- WORK TO DO -
Check every line of the entries that follow, and copy the ones containing "Attention".

- - -

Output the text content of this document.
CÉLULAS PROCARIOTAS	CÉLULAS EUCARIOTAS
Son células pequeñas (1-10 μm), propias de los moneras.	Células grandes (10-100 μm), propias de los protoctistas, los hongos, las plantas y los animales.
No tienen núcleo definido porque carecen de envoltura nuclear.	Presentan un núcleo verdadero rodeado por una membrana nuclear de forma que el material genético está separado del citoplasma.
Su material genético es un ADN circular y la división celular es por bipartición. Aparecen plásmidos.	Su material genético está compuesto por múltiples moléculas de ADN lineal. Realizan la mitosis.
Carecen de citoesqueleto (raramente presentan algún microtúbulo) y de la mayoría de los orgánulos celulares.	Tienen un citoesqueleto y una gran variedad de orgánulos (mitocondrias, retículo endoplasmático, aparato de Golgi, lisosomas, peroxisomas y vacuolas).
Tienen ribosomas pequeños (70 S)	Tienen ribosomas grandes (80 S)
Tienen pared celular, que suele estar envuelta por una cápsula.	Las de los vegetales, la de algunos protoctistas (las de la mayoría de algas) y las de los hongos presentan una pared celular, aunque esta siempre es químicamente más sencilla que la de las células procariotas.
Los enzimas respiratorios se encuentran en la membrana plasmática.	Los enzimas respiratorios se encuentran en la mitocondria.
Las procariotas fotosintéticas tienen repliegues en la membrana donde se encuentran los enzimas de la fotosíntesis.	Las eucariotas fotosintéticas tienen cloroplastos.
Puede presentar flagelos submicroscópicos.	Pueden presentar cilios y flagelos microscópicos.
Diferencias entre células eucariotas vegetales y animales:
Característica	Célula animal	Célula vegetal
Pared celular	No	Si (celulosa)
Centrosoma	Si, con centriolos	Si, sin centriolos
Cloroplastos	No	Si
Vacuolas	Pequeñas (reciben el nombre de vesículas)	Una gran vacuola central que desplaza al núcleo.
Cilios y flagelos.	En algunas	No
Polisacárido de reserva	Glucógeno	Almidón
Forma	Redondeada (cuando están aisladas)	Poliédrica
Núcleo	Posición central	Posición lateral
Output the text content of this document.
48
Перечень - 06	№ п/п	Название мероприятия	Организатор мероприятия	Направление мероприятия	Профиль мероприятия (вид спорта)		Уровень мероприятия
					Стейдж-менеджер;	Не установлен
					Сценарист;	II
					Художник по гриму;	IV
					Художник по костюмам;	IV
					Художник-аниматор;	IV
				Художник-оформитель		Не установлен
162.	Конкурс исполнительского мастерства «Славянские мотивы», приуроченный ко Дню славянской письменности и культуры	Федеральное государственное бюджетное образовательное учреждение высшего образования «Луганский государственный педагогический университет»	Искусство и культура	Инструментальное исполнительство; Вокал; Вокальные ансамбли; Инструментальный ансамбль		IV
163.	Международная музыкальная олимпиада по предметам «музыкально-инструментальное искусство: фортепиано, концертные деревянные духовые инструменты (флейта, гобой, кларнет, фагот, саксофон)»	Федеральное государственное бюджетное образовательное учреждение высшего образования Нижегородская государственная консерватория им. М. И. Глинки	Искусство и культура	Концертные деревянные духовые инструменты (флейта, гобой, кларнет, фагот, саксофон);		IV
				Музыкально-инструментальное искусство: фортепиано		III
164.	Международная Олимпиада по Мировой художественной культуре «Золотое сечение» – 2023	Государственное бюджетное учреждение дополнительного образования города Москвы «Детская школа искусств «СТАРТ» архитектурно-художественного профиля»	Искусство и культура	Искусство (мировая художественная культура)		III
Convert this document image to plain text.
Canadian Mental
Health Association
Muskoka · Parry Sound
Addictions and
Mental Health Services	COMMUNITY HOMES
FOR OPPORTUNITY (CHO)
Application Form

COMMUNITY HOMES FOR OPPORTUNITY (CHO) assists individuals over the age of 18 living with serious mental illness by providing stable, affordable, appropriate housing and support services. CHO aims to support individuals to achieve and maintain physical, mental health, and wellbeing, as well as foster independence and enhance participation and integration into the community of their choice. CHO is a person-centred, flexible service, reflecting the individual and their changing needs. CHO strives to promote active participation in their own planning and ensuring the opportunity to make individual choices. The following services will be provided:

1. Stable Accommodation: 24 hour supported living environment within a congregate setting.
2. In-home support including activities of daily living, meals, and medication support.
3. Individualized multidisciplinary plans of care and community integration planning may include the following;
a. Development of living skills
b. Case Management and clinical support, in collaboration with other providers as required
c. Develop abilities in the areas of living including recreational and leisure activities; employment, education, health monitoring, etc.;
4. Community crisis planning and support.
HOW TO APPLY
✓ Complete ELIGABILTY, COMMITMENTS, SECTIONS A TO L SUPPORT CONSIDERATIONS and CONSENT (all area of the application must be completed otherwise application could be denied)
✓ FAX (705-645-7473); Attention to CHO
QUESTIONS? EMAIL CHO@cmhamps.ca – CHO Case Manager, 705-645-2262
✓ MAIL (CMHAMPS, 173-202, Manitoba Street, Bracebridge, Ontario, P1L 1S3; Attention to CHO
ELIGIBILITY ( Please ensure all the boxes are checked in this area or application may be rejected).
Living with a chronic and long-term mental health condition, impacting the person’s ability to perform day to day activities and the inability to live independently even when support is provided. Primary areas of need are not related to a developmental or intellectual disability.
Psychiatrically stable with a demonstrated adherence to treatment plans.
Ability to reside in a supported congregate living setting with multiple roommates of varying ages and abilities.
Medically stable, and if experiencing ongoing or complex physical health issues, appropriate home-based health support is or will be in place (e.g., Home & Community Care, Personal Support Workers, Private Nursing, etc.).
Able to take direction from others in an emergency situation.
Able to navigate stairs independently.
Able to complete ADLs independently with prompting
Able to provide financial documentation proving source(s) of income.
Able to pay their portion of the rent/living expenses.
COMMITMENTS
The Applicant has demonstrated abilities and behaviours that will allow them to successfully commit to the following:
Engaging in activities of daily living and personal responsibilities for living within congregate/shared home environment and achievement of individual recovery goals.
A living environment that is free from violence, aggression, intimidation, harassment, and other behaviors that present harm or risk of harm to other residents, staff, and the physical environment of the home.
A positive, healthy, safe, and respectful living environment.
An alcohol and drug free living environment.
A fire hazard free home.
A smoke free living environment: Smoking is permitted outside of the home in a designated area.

- - -

- ANSWER TO THE TASK -
✓ FAX (705-645-7473); Attention to CHO
✓ MAIL (CMHAMPS, 173-202, Manitoba Street, Bracebridge, Ontario, P1L 1S3; Attention to CHO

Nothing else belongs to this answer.